• [Set problem] Transcribe word for word the stretch of lines from the first one through the line containing "x-tick-label: 0 — [678, 576, 693, 604]", including both ends and no other lines.

• [Rows]
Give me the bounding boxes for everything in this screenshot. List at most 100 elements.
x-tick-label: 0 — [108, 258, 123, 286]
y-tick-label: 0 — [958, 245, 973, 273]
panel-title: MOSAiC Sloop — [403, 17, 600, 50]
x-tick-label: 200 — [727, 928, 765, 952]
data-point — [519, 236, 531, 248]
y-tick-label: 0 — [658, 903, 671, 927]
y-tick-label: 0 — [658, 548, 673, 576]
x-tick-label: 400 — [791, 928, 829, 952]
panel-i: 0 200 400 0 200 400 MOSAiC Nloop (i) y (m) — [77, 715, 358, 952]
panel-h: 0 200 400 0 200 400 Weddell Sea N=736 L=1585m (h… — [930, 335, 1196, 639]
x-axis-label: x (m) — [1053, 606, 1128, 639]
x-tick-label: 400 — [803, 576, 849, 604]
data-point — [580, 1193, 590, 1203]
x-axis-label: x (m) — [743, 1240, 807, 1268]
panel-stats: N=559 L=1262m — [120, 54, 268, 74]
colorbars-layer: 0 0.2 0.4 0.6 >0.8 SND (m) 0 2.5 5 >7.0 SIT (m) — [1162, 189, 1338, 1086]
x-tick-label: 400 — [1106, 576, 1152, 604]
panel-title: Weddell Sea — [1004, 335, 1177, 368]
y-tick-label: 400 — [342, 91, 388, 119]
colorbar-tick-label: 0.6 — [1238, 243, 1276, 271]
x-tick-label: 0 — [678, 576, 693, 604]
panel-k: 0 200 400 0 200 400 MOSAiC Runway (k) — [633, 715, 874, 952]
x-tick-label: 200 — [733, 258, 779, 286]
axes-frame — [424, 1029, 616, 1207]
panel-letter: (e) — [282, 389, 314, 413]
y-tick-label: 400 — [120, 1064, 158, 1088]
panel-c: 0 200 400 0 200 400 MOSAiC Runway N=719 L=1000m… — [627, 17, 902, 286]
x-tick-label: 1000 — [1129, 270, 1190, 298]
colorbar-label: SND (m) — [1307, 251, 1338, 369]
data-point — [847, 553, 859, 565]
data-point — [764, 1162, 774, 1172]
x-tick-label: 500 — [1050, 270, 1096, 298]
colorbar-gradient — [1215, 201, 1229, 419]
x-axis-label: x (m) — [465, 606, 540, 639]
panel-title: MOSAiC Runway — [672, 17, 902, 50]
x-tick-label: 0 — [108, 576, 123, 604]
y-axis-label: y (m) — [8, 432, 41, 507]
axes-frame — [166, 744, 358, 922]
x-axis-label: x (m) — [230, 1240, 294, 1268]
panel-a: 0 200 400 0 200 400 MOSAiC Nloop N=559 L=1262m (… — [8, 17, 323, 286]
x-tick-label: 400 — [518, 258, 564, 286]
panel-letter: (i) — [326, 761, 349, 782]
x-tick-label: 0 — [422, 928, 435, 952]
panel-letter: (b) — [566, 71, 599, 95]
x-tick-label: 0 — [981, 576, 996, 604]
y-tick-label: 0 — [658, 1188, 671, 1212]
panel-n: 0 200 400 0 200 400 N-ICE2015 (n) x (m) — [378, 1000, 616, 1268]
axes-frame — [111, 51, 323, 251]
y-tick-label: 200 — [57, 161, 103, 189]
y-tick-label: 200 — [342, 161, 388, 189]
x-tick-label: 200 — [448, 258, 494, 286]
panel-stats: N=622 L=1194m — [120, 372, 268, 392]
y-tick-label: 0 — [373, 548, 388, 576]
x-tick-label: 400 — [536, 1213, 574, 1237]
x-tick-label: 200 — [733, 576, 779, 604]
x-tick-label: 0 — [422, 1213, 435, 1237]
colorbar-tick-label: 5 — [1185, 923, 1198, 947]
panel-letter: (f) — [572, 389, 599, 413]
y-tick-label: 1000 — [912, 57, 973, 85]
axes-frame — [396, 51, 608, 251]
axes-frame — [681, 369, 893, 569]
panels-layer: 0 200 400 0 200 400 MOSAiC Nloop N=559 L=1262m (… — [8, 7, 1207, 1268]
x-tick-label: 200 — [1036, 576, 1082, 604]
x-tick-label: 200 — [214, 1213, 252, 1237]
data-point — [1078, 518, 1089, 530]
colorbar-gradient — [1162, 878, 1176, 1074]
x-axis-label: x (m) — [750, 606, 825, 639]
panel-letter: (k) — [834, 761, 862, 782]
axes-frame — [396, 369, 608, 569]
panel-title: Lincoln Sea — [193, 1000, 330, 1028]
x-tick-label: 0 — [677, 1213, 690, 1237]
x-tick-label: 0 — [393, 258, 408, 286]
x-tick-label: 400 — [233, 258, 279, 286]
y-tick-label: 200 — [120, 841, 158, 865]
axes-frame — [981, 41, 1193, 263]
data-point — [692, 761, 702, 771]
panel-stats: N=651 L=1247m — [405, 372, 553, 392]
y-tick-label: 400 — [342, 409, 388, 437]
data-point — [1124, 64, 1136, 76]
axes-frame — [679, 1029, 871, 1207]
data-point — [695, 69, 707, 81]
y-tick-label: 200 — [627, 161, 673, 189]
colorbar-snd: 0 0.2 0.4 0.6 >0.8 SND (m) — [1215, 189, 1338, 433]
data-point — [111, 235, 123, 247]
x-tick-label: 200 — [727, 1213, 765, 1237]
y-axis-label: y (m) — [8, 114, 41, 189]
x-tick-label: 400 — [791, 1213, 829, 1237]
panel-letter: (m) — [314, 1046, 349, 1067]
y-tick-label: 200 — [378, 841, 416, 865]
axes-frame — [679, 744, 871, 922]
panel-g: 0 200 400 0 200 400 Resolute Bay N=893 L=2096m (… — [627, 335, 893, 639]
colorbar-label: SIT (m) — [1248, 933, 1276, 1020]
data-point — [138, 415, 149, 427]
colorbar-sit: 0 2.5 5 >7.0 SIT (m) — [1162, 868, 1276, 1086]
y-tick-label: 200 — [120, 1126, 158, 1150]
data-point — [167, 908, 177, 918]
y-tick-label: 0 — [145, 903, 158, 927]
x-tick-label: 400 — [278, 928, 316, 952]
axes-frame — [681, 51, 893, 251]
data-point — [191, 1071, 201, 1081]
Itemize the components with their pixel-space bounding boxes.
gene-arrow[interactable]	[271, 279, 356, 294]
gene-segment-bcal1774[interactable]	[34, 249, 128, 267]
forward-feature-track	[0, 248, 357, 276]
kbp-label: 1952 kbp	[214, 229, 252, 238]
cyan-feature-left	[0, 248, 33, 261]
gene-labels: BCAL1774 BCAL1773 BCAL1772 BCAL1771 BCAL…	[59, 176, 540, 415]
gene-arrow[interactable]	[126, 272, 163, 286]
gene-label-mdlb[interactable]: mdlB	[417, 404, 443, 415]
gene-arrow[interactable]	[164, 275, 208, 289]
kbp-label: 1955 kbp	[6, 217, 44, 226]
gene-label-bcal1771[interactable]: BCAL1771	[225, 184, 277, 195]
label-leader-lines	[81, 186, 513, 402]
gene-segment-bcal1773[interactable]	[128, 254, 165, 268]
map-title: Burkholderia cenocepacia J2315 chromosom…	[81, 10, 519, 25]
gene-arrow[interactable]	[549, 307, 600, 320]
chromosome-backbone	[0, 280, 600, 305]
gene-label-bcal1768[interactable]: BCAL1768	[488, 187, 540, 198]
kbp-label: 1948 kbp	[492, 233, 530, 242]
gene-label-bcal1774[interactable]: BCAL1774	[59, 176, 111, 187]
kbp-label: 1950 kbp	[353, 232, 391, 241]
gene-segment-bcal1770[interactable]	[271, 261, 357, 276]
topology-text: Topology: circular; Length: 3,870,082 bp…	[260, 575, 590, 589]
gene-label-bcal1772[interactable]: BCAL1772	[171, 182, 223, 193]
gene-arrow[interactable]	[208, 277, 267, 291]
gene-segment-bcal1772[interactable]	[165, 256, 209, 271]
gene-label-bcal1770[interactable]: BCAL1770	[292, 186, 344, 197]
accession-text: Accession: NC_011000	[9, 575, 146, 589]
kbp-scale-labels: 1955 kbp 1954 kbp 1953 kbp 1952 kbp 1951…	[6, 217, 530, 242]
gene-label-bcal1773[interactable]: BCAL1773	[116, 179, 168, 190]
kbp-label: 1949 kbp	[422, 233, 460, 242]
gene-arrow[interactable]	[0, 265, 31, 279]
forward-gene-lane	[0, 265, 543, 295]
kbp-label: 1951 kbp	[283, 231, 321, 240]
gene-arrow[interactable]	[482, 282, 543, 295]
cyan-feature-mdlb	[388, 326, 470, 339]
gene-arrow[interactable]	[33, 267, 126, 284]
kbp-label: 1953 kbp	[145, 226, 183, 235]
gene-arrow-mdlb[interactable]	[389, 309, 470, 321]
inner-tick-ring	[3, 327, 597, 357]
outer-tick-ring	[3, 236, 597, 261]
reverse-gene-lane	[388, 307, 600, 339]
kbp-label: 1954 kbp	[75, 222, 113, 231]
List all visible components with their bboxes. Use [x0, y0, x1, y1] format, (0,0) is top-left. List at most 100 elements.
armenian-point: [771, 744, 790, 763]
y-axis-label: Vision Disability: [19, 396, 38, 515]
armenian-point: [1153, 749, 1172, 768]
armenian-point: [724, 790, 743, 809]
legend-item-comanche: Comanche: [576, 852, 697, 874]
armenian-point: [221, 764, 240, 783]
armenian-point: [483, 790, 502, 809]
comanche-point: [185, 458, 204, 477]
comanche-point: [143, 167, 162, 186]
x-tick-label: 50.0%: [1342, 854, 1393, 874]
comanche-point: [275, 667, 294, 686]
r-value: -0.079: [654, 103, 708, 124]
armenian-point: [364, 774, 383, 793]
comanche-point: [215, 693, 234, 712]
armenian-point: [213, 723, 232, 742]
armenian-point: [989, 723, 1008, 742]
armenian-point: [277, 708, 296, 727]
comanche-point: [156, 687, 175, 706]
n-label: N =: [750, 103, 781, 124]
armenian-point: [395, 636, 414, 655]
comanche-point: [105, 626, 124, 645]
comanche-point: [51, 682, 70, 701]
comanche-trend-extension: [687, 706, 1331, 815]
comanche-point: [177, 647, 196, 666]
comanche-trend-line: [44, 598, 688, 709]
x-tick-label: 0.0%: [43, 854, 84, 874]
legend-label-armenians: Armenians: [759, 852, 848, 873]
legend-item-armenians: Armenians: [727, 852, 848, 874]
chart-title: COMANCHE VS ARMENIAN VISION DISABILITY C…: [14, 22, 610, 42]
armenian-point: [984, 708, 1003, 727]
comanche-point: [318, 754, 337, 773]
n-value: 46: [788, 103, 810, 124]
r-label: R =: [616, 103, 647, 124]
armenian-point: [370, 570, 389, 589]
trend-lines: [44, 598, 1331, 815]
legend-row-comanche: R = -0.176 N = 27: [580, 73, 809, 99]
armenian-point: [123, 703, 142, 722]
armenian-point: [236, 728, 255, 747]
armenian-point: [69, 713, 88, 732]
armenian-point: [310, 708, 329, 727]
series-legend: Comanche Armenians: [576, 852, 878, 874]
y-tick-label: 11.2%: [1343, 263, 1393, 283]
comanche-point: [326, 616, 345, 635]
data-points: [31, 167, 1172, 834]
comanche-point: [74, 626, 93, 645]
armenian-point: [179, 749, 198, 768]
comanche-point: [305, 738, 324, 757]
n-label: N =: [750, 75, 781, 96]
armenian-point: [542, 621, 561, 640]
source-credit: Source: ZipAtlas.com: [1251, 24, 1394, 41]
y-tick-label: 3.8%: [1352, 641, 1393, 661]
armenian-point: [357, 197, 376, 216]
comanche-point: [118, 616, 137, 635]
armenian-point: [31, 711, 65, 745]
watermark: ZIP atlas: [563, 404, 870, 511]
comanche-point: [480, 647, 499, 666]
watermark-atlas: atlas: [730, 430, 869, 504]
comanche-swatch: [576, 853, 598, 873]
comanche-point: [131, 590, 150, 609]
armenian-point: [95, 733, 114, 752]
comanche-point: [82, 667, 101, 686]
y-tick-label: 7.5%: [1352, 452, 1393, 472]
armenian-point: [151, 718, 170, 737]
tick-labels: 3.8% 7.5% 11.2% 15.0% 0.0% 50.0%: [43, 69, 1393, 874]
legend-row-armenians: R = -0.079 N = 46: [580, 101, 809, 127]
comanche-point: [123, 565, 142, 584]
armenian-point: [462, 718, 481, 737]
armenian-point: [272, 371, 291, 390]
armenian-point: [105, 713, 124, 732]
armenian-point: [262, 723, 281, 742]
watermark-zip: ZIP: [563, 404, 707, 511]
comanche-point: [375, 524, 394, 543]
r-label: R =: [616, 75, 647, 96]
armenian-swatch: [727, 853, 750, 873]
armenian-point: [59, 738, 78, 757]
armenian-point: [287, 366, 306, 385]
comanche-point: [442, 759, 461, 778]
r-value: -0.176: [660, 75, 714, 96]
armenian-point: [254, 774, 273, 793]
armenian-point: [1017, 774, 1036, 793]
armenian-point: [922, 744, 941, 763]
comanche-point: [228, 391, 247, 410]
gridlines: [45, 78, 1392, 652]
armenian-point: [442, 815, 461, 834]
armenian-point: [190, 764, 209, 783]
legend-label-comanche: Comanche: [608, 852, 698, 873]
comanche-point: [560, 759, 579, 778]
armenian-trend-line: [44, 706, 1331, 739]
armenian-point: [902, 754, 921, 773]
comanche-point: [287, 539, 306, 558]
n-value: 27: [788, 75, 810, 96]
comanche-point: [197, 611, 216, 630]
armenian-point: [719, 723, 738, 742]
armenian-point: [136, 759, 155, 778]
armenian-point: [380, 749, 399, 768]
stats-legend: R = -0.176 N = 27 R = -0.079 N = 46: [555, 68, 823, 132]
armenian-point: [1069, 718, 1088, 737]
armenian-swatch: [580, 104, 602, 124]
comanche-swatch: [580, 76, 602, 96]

• [Problem solution]
Give me the bounding boxes for everything in this screenshot. List at most 100 elements.
x-tick-label: 0 — [108, 258, 123, 286]
y-tick-label: 0 — [958, 245, 973, 273]
panel-title: MOSAiC Sloop — [403, 17, 600, 50]
x-tick-label: 200 — [727, 928, 765, 952]
data-point — [519, 236, 531, 248]
y-tick-label: 0 — [658, 903, 671, 927]
y-tick-label: 0 — [658, 548, 673, 576]
x-tick-label: 400 — [791, 928, 829, 952]
panel-i: 0 200 400 0 200 400 MOSAiC Nloop (i) y (m) — [77, 715, 358, 952]
panel-h: 0 200 400 0 200 400 Weddell Sea N=736 L=1585m (h… — [930, 335, 1196, 639]
x-axis-label: x (m) — [1053, 606, 1128, 639]
x-tick-label: 400 — [803, 576, 849, 604]
data-point — [580, 1193, 590, 1203]
x-axis-label: x (m) — [743, 1240, 807, 1268]
panel-stats: N=559 L=1262m — [120, 54, 268, 74]
colorbars-layer: 0 0.2 0.4 0.6 >0.8 SND (m) 0 2.5 5 >7.0 SIT (m) — [1162, 189, 1338, 1086]
x-tick-label: 400 — [1106, 576, 1152, 604]
panel-title: Weddell Sea — [1004, 335, 1177, 368]
y-tick-label: 400 — [342, 91, 388, 119]
colorbar-tick-label: 0.6 — [1238, 243, 1276, 271]
x-tick-label: 0 — [678, 576, 693, 604]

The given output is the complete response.